▸ THE REQUEST:
Find each line with the string "Processes" and copy it.

▸ DATA TO PROCESS:
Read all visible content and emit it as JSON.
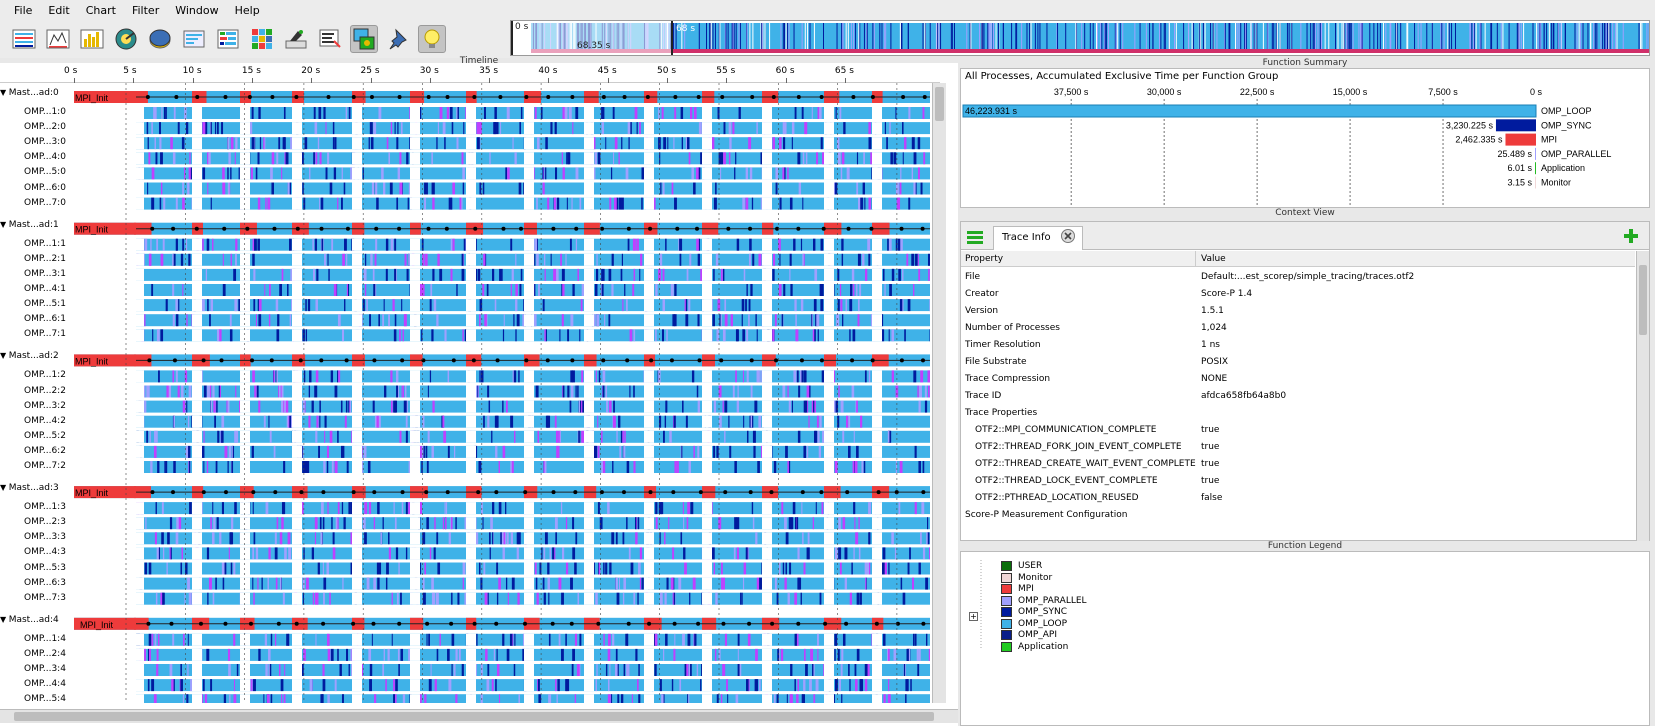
{
  "menu": [
    "File",
    "Edit",
    "Chart",
    "Filter",
    "Window",
    "Help"
  ],
  "toolbar": {
    "icons": [
      "master-timeline-icon",
      "process-timeline-icon",
      "counter-timeline-icon",
      "communication-matrix-icon",
      "call-tree-icon",
      "message-summary-icon",
      "io-summary-icon",
      "process-summary-icon",
      "open-otf2-icon",
      "marker-view-icon",
      "filter-icon",
      "pin-icon",
      "lightbulb-icon"
    ]
  },
  "overview": {
    "start_label": "0 s",
    "mid_label": "68.35 s",
    "end_label": "68 s"
  },
  "timeline": {
    "title": "Timeline",
    "axis_ticks": [
      "0 s",
      "5 s",
      "10 s",
      "15 s",
      "20 s",
      "25 s",
      "30 s",
      "35 s",
      "40 s",
      "45 s",
      "50 s",
      "55 s",
      "60 s",
      "65 s"
    ],
    "process_groups": [
      {
        "label": "Mast...ad:0",
        "threads": [
          "OMP...1:0",
          "OMP...2:0",
          "OMP...3:0",
          "OMP...4:0",
          "OMP...5:0",
          "OMP...6:0",
          "OMP...7:0"
        ]
      },
      {
        "label": "Mast...ad:1",
        "threads": [
          "OMP...1:1",
          "OMP...2:1",
          "OMP...3:1",
          "OMP...4:1",
          "OMP...5:1",
          "OMP...6:1",
          "OMP...7:1"
        ]
      },
      {
        "label": "Mast...ad:2",
        "threads": [
          "OMP...1:2",
          "OMP...2:2",
          "OMP...3:2",
          "OMP...4:2",
          "OMP...5:2",
          "OMP...6:2",
          "OMP...7:2"
        ]
      },
      {
        "label": "Mast...ad:3",
        "threads": [
          "OMP...1:3",
          "OMP...2:3",
          "OMP...3:3",
          "OMP...4:3",
          "OMP...5:3",
          "OMP...6:3",
          "OMP...7:3"
        ]
      },
      {
        "label": "Mast...ad:4",
        "threads": [
          "OMP...1:4",
          "OMP...2:4",
          "OMP...3:4",
          "OMP...4:4",
          "OMP...5:4"
        ]
      }
    ],
    "init_label": "MPI_Init"
  },
  "function_summary": {
    "panel_title": "Function Summary",
    "title": "All Processes, Accumulated Exclusive Time per Function Group",
    "axis_ticks": [
      "37,500 s",
      "30,000 s",
      "22,500 s",
      "15,000 s",
      "7,500 s",
      "0 s"
    ],
    "bars": [
      {
        "name": "OMP_LOOP",
        "value_label": "46,223.931 s",
        "value": 46223.931,
        "color": "#3fb2e8"
      },
      {
        "name": "OMP_SYNC",
        "value_label": "3,230.225 s",
        "value": 3230.225,
        "color": "#001b9e"
      },
      {
        "name": "MPI",
        "value_label": "2,462.335 s",
        "value": 2462.335,
        "color": "#ee3b3b"
      },
      {
        "name": "OMP_PARALLEL",
        "value_label": "25.489 s",
        "value": 25.489,
        "color": "#a0a0ff"
      },
      {
        "name": "Application",
        "value_label": "6.01 s",
        "value": 6.01,
        "color": "#22bb22"
      },
      {
        "name": "Monitor",
        "value_label": "3.15 s",
        "value": 3.15,
        "color": "#f0d8d8"
      }
    ]
  },
  "context_view": {
    "panel_title": "Context View",
    "tab_label": "Trace Info",
    "columns": [
      "Property",
      "Value"
    ],
    "rows": [
      {
        "k": "File",
        "v": "Default:...est_scorep/simple_tracing/traces.otf2",
        "indent": false
      },
      {
        "k": "Creator",
        "v": "Score-P 1.4",
        "indent": false
      },
      {
        "k": "Version",
        "v": "1.5.1",
        "indent": false
      },
      {
        "k": "Number of Processes",
        "v": "1,024",
        "indent": false
      },
      {
        "k": "Timer Resolution",
        "v": "1 ns",
        "indent": false
      },
      {
        "k": "File Substrate",
        "v": "POSIX",
        "indent": false
      },
      {
        "k": "Trace Compression",
        "v": "NONE",
        "indent": false
      },
      {
        "k": "Trace ID",
        "v": "afdca658fb64a8b0",
        "indent": false
      },
      {
        "k": "Trace Properties",
        "v": "",
        "indent": false
      },
      {
        "k": "OTF2::MPI_COMMUNICATION_COMPLETE",
        "v": "true",
        "indent": true
      },
      {
        "k": "OTF2::THREAD_FORK_JOIN_EVENT_COMPLETE",
        "v": "true",
        "indent": true
      },
      {
        "k": "OTF2::THREAD_CREATE_WAIT_EVENT_COMPLETE",
        "v": "true",
        "indent": true
      },
      {
        "k": "OTF2::THREAD_LOCK_EVENT_COMPLETE",
        "v": "true",
        "indent": true
      },
      {
        "k": "OTF2::PTHREAD_LOCATION_REUSED",
        "v": "false",
        "indent": true
      },
      {
        "k": "Score-P Measurement Configuration",
        "v": "",
        "indent": false
      }
    ]
  },
  "function_legend": {
    "panel_title": "Function Legend",
    "items": [
      {
        "name": "USER",
        "color": "#0a6e0a"
      },
      {
        "name": "Monitor",
        "color": "#f0d8d8"
      },
      {
        "name": "MPI",
        "color": "#ee3b3b"
      },
      {
        "name": "OMP_PARALLEL",
        "color": "#a0a0ff"
      },
      {
        "name": "OMP_SYNC",
        "color": "#001b9e"
      },
      {
        "name": "OMP_LOOP",
        "color": "#3fb2e8"
      },
      {
        "name": "OMP_API",
        "color": "#0a1f8a"
      },
      {
        "name": "Application",
        "color": "#22cc22"
      }
    ]
  }
}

▸ RESULT:
    "title": "All Processes, Accumulated Exclusive Time per Function Group",
        "k": "Number of Processes",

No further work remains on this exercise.